▶ **Excerpt to read**:
|---|

Miriam says she now understand­s the difficult decision her mother made. She says: “I was a nun’s baby and born out of wedlock. It was a double taboo. She had to leave her friends and cut all ties.”

Veronica didn’t return to her home in Ireland, but instead moved to Manchester then Wales and, unable to return to the Church, she got a job as a teacher to support her and her daughter.

Miriam says: “It’s something that she keeps private to herself and that we don’t talk about much.

“She’s so happy she had me but it was really hard for her. To keep me and not have me adopted, as well as facing head-on some people pointing the finger at me, I feel blessed.

“She does feel an awful lot of guilt about what happened. But she fell in love. She’s got to be able to forgive herself about that at some point and I hope this will help her to do that. It was a genuine forbidden love story and for me to be part of that, I feel privileged.”

Thousands of miles away, a heartbroke­n Victor longed to meet his daughter.

He says: “The other sisters at the convent showed me a picture of the baby her mother had sent them. I asked them if I could keep it but they told me no. They said, ‘When you want to see it you can ask me.’ “They wanted to keep it a secret.” Miriam says: “It must have broken my dad’s heart because it’s almost worse than not seeing a picture as he wasn’t able to keep it. It’s an awful shame. It was the 1970s and I think the Catholic Church was very traditiona­l.

|---|

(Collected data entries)
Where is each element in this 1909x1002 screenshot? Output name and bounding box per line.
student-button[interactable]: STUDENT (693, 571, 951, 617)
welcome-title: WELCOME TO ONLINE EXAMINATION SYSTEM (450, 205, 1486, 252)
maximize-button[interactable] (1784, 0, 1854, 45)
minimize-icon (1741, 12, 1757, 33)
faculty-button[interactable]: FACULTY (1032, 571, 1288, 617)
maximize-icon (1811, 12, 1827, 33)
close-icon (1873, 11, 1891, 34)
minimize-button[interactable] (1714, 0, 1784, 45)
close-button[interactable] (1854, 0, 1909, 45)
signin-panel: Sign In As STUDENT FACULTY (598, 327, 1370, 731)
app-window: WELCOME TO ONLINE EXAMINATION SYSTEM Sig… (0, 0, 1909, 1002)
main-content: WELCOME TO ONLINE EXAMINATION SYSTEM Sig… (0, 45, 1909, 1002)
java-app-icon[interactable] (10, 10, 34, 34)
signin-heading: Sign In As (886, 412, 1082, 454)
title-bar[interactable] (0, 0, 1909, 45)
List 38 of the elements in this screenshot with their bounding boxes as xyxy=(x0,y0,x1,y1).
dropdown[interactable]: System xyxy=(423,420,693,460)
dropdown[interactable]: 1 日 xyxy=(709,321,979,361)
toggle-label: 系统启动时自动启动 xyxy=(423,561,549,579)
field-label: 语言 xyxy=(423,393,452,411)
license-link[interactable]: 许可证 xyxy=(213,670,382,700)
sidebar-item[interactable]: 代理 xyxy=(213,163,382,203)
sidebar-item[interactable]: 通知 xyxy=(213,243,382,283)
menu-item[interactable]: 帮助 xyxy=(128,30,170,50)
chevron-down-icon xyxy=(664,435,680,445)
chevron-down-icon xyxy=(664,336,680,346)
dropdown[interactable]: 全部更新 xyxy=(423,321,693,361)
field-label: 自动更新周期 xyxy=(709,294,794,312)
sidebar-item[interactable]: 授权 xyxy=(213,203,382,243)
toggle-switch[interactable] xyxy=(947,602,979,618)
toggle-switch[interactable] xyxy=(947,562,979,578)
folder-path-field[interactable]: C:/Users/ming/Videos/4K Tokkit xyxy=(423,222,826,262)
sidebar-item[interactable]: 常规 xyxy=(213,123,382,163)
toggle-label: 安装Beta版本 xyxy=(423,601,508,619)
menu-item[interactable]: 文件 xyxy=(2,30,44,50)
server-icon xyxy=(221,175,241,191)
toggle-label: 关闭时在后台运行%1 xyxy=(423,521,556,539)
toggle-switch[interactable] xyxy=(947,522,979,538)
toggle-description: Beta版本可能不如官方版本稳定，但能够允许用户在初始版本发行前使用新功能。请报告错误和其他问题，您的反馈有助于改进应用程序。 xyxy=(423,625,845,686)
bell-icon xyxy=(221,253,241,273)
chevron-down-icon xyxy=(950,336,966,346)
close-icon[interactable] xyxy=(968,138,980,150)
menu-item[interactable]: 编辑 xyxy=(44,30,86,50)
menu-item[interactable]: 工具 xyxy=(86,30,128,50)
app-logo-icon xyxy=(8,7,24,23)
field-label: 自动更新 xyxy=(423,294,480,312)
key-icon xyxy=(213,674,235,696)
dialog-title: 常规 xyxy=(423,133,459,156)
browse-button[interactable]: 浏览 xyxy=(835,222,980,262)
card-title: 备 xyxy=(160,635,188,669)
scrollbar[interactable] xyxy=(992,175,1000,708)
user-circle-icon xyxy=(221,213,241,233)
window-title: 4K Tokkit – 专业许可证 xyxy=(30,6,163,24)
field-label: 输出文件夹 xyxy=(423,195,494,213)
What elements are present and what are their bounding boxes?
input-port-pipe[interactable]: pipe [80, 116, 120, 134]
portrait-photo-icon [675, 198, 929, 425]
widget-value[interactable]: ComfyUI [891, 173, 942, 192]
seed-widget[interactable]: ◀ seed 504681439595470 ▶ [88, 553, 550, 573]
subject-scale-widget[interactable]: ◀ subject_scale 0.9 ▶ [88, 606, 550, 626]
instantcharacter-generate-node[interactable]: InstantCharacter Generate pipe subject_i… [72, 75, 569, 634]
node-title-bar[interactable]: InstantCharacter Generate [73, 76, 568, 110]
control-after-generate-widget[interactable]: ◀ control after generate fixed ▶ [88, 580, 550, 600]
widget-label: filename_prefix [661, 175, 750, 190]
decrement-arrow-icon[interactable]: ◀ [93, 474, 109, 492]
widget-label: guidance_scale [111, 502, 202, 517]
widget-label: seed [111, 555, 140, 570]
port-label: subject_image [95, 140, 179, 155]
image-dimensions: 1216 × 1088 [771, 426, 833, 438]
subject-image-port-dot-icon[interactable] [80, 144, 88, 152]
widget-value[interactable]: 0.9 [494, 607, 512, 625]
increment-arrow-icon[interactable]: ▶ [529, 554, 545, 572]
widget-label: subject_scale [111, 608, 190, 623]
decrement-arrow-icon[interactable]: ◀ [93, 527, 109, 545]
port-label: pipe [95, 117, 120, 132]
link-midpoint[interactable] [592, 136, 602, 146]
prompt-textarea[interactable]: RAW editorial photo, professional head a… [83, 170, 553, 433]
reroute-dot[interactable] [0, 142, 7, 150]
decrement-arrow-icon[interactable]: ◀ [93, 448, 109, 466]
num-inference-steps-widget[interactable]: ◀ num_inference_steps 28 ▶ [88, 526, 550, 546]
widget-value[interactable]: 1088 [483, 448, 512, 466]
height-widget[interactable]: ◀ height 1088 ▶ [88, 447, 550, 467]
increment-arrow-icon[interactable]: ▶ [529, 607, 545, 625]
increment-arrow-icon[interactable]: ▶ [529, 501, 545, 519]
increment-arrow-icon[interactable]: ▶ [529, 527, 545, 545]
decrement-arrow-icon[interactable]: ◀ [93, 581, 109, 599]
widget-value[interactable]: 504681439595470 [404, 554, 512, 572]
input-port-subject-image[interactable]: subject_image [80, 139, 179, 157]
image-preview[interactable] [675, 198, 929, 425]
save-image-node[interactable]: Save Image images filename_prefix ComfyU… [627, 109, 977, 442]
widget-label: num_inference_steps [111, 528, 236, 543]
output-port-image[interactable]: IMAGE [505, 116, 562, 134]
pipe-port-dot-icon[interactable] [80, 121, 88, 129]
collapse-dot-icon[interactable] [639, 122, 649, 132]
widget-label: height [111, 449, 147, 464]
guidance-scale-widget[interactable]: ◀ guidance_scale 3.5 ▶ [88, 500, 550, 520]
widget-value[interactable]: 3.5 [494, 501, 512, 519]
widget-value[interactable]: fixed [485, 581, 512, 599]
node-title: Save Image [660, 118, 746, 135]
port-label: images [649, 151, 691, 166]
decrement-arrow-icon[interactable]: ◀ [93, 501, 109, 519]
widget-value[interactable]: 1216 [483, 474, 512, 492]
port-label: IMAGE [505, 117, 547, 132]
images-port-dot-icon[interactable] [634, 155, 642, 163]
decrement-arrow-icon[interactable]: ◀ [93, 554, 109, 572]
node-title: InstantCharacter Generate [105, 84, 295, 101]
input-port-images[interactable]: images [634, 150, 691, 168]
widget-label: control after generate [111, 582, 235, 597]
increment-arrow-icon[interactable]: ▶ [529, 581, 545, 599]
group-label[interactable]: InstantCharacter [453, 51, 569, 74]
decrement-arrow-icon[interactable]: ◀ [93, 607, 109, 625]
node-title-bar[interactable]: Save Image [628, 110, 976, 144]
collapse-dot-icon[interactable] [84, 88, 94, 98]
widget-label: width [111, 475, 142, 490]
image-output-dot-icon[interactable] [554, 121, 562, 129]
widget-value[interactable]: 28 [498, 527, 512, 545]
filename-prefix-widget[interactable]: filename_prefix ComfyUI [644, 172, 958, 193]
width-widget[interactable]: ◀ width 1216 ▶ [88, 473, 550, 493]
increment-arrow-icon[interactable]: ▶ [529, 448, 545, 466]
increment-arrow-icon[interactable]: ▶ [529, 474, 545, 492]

|---|

▶ **Tasks to complete**:
[a] Answer these questions from the excerpt about Miriam and her parents.
(i) Instead of going back to her home in Ireland, where did Veronica move?
(ii) What job did Veronica take to support herself and her daughter?
(iii) Who showed Victor a picture of the baby?
[b] Continue the account of Miriam and her parents from its final sentence.
The data is not needed for any of the work here.

▶ **Answers per task**:
[a]
(i) She moved to Manchester, then Wales.
(ii) She got a job as a teacher.
(iii) The other sisters at the convent showed him the picture.

[b]
“They just wanted the problem to go away. They didn’t want anything coming back because it would have ruined the mission there and given them a bad name. They wanted to keep it under wraps.”

And it stayed that way until Miriam was a 19-year-old student and her mum finally broke her silence and told her about her extraordin­ary beginnings.

After their first meeting, Victor spent a few days with his daughter and also met her husband and her boys. “The boys love him and he told them to call him Papi,” Miriam says. “They keep asking when Papi’s coming back.”

Veronica chose not to take part in the show but gave Miriam her blessing to look for her dad. Miriam says her parents haven’t been in contact yet. She says: “I think this is about me and my relationsh­ip with my dad.

“I’m completely open with my mum and she knows I’ve met my dad.”

Miriam is planning to save up so she can go to America to visit her father and to get to know her five half-siblings. “My half-sister Beatritz was so excited when she called me as she’s grown up with four boys, so she’s looking forward to doing girlie things like shopping.”

But for now Victor and Miriam have to make do with speaking to each other on the phone. “We message each other on WhatsApp every day,” Miriam says. “He’s asking me now for photos of me as a child growing so he can catch up on all those lost memories. “And this time, he can keep them all.” Miriam and Victor’s story is on Long Lost Family tonight at 9pm, on ITV1

When I was by her side I felt like I was in heaven. We could not show our love to anybody. She was a nun...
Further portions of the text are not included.